YOUR INSTRUCTIONS: From the entries below, copy every line holding the word "обратном".

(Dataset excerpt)
********

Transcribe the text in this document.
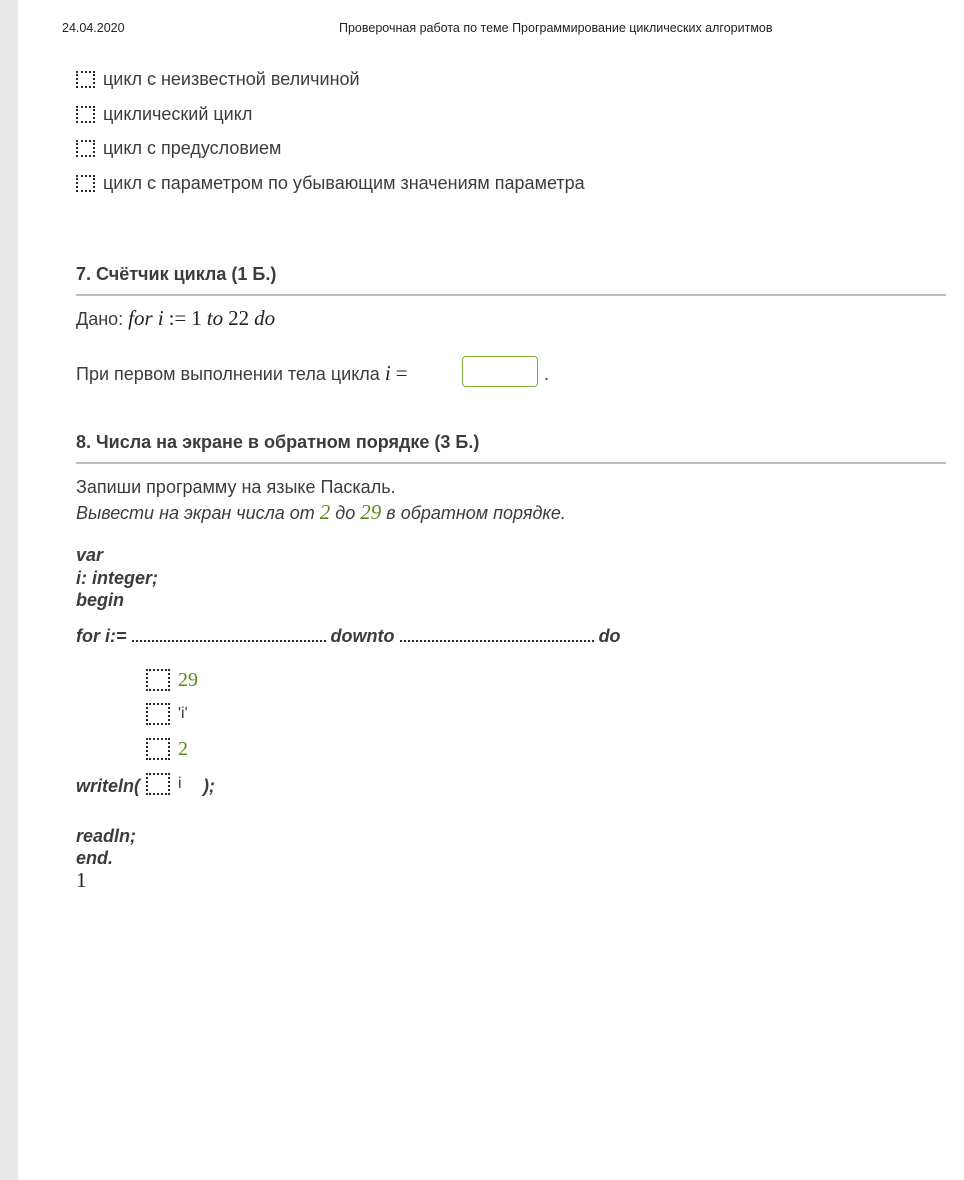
24.04.2020	Проверочная работа по теме Программирование циклических алгоритмов
цикл с неизвестной величиной
циклический цикл
цикл с предусловием
цикл с параметром по убывающим значениям параметра
7. Счётчик цикла (1 Б.)
Дано: for i := 1 to 22 do
При первом выполнении тела цикла i =	.
8. Числа на экране в обратном порядке (3 Б.)
Запиши программу на языке Паскаль.
Вывести на экран числа от 2 до 29 в обратном порядке.
var
i: integer;
begin
for i:=	downto	do
29
'i'
2
writeln( i );
readln;
end.
1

********

SOLUTION FOR THIS TASK:
8. Числа на экране в обратном порядке (3 Б.)
Вывести на экран числа от 2 до 29 в обратном порядке.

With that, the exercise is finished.